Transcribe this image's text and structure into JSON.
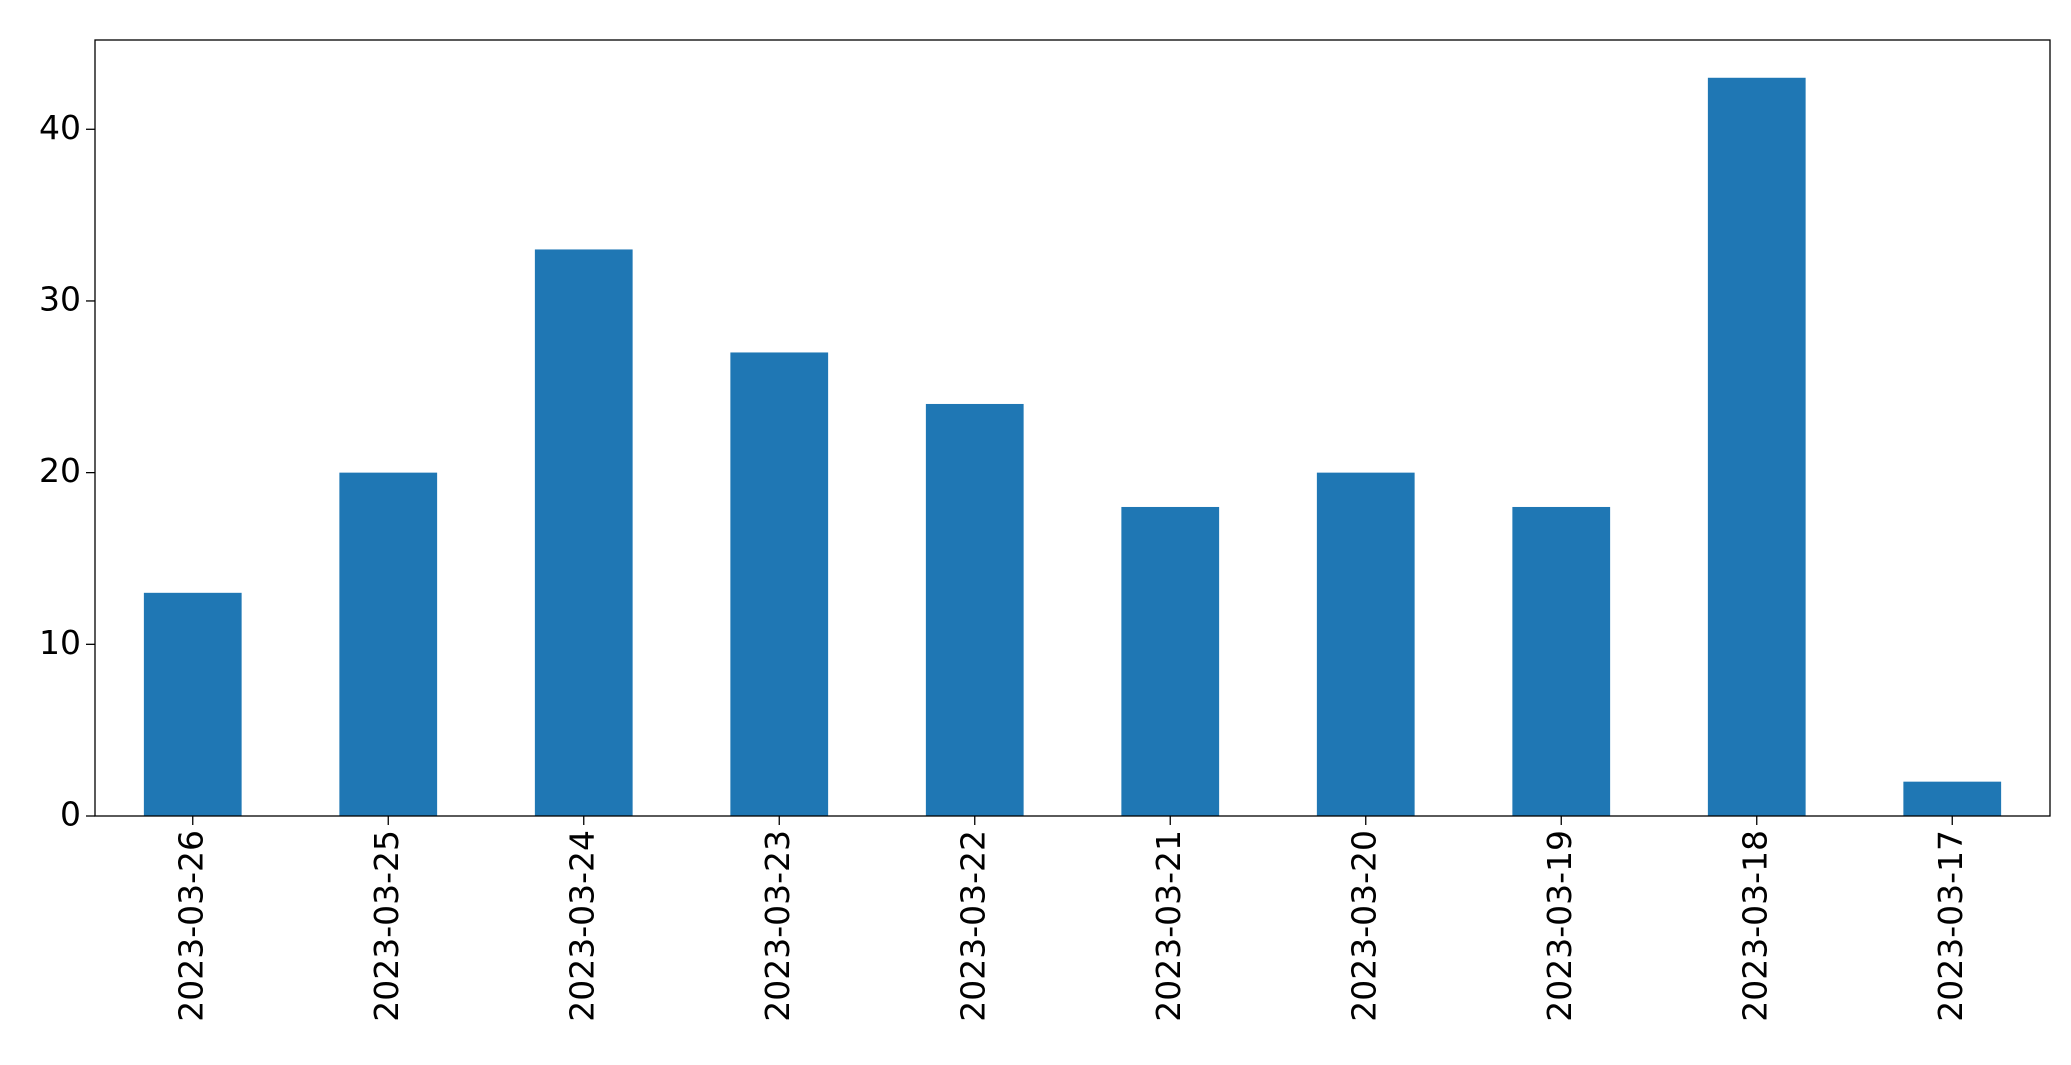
{
  "chart_data": {
    "type": "bar",
    "categories": [
      "2023-03-26",
      "2023-03-25",
      "2023-03-24",
      "2023-03-23",
      "2023-03-22",
      "2023-03-21",
      "2023-03-20",
      "2023-03-19",
      "2023-03-18",
      "2023-03-17"
    ],
    "values": [
      13,
      20,
      33,
      27,
      24,
      18,
      20,
      18,
      43,
      2
    ],
    "color": "#1f77b4",
    "ylim": [
      0,
      45.2
    ],
    "yticks": [
      0,
      10,
      20,
      30,
      40
    ],
    "grid": false
  }
}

Problem description =>
Except for the pictures, print the data above exactly.

Response =>
Transcribe this image's text and structure into JSON.
{
  "chart_data": {
    "type": "bar",
    "categories": [
      "2023-03-26",
      "2023-03-25",
      "2023-03-24",
      "2023-03-23",
      "2023-03-22",
      "2023-03-21",
      "2023-03-20",
      "2023-03-19",
      "2023-03-18",
      "2023-03-17"
    ],
    "values": [
      13,
      20,
      33,
      27,
      24,
      18,
      20,
      18,
      43,
      2
    ],
    "color": "#1f77b4",
    "ylim": [
      0,
      45.2
    ],
    "yticks": [
      0,
      10,
      20,
      30,
      40
    ],
    "grid": false
  }
}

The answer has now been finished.